Prompt –
Reproduce verbatim the stretch of the entries below from the line containing "List 27 of the" through the line containing "document-name: Αίτηση <box>52", including both of those lines.

Task input –
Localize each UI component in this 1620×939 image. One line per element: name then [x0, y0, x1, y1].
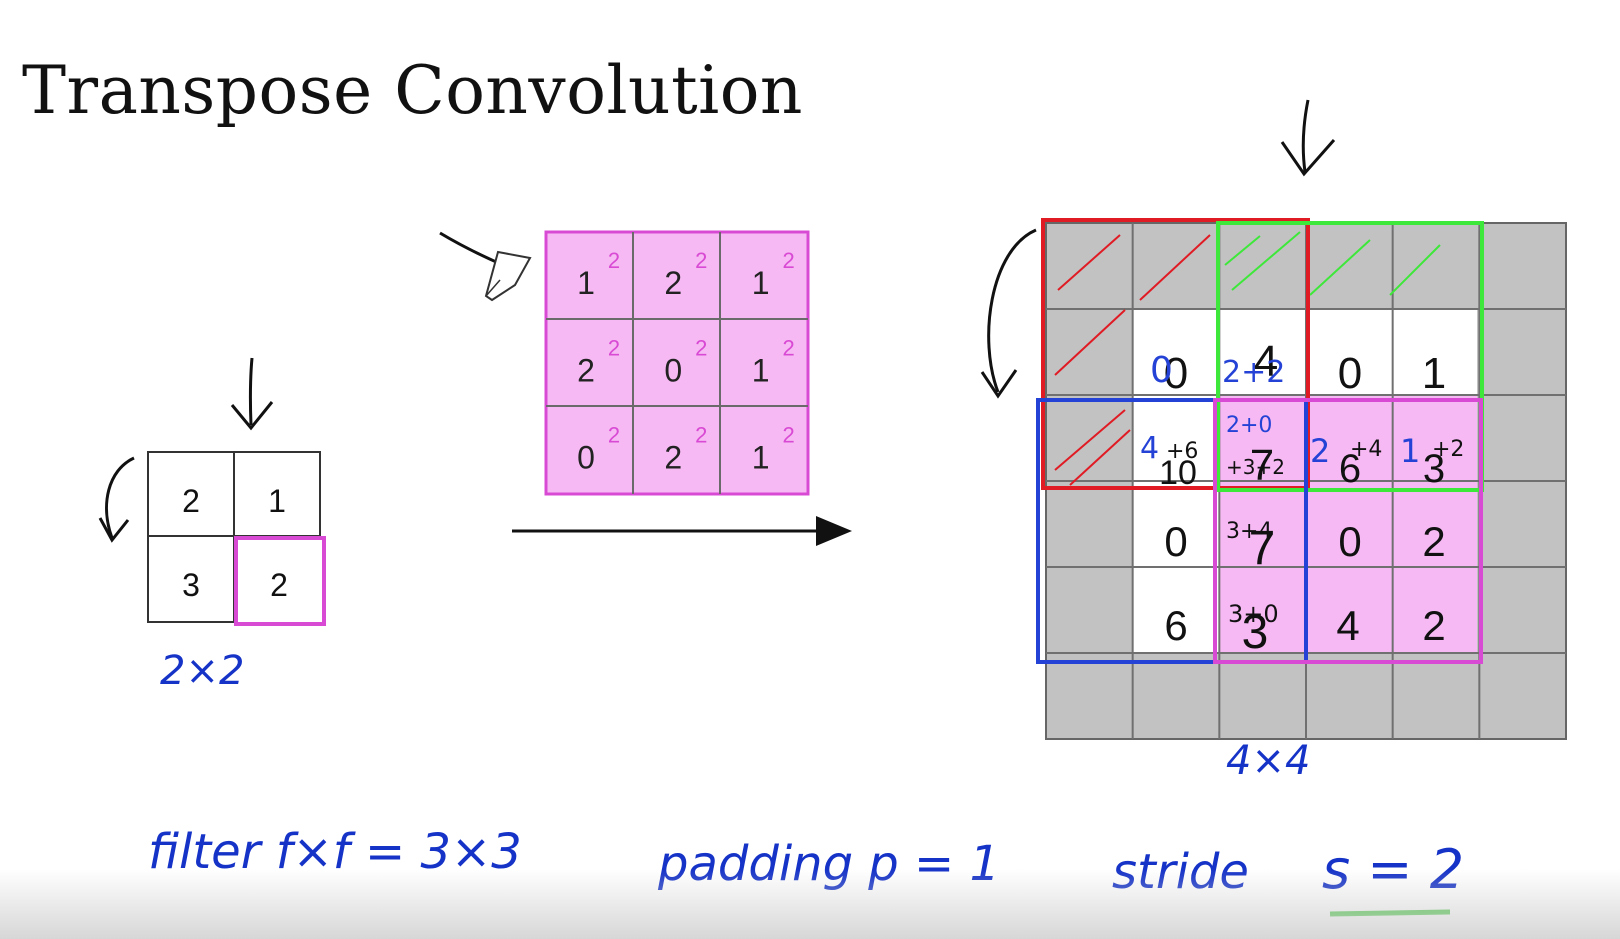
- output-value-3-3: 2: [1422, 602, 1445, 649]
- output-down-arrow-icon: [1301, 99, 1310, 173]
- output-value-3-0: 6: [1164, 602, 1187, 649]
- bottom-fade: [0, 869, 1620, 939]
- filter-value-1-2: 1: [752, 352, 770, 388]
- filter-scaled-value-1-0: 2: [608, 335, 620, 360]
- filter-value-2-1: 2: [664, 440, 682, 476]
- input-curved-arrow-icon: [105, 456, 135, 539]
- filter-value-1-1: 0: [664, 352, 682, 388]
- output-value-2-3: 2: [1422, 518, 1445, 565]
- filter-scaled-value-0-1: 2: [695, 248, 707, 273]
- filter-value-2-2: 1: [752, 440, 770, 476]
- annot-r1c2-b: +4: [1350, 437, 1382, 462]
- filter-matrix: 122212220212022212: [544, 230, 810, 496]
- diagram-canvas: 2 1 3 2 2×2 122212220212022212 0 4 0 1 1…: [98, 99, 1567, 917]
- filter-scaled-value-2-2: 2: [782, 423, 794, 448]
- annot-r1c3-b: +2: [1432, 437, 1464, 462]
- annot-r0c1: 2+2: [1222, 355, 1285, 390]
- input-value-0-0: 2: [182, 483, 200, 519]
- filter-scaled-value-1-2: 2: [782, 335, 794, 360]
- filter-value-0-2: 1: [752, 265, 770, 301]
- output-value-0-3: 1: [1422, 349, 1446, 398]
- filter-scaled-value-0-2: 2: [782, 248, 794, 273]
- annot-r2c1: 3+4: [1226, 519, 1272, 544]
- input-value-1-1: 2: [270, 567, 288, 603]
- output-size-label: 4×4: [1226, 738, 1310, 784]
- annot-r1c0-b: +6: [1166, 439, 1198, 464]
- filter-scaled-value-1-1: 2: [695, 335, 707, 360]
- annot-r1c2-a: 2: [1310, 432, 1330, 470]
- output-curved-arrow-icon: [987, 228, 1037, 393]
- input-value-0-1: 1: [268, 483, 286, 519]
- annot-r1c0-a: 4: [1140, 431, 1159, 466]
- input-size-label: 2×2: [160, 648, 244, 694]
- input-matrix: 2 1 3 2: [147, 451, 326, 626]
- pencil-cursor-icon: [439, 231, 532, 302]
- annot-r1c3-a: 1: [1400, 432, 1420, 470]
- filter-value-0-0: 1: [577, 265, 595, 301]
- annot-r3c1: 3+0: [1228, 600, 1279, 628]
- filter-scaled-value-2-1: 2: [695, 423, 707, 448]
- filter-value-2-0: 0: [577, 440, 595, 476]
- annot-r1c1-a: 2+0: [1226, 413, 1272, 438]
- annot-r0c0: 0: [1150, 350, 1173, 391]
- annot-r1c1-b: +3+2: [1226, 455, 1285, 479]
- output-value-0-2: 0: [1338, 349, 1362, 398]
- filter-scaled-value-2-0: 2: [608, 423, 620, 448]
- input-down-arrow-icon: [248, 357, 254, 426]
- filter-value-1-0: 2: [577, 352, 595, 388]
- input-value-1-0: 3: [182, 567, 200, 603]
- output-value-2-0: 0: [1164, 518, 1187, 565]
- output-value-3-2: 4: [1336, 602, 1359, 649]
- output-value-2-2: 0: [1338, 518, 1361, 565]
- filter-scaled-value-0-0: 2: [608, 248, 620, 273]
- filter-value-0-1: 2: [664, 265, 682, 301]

---

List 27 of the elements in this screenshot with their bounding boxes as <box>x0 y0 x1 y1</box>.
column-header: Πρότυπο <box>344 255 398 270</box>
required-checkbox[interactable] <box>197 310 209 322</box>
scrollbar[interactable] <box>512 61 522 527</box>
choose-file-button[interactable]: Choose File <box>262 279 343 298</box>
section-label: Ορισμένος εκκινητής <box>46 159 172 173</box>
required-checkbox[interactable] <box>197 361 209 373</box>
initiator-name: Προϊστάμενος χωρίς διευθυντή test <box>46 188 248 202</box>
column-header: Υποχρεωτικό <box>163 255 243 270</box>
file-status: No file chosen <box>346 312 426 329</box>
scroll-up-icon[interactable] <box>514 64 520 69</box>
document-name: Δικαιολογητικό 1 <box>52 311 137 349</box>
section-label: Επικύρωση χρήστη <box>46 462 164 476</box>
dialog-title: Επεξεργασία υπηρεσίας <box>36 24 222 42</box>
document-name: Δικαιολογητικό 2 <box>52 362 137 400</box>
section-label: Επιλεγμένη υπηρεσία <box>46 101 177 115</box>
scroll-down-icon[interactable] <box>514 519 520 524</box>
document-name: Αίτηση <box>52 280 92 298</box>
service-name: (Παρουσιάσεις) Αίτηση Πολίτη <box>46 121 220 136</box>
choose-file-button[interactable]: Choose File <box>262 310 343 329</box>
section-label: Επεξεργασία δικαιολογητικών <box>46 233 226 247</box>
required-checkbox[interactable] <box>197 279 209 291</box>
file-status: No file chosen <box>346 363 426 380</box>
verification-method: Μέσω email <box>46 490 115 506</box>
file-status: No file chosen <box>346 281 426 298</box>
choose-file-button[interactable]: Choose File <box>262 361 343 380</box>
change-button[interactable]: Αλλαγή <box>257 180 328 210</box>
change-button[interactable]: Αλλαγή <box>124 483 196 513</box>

Full solution –
List 27 of the elements in this screenshot with their bounding boxes as <box>x0 y0 x1 y1</box>.
column-header: Πρότυπο <box>344 255 398 270</box>
required-checkbox[interactable] <box>197 310 209 322</box>
scrollbar[interactable] <box>512 61 522 527</box>
choose-file-button[interactable]: Choose File <box>262 279 343 298</box>
section-label: Ορισμένος εκκινητής <box>46 159 172 173</box>
required-checkbox[interactable] <box>197 361 209 373</box>
initiator-name: Προϊστάμενος χωρίς διευθυντή test <box>46 188 248 202</box>
column-header: Υποχρεωτικό <box>163 255 243 270</box>
file-status: No file chosen <box>346 312 426 329</box>
scroll-up-icon[interactable] <box>514 64 520 69</box>
document-name: Δικαιολογητικό 1 <box>52 311 137 349</box>
section-label: Επικύρωση χρήστη <box>46 462 164 476</box>
dialog-title: Επεξεργασία υπηρεσίας <box>36 24 222 42</box>
document-name: Δικαιολογητικό 2 <box>52 362 137 400</box>
section-label: Επιλεγμένη υπηρεσία <box>46 101 177 115</box>
scroll-down-icon[interactable] <box>514 519 520 524</box>
document-name: Αίτηση <box>52 280 92 298</box>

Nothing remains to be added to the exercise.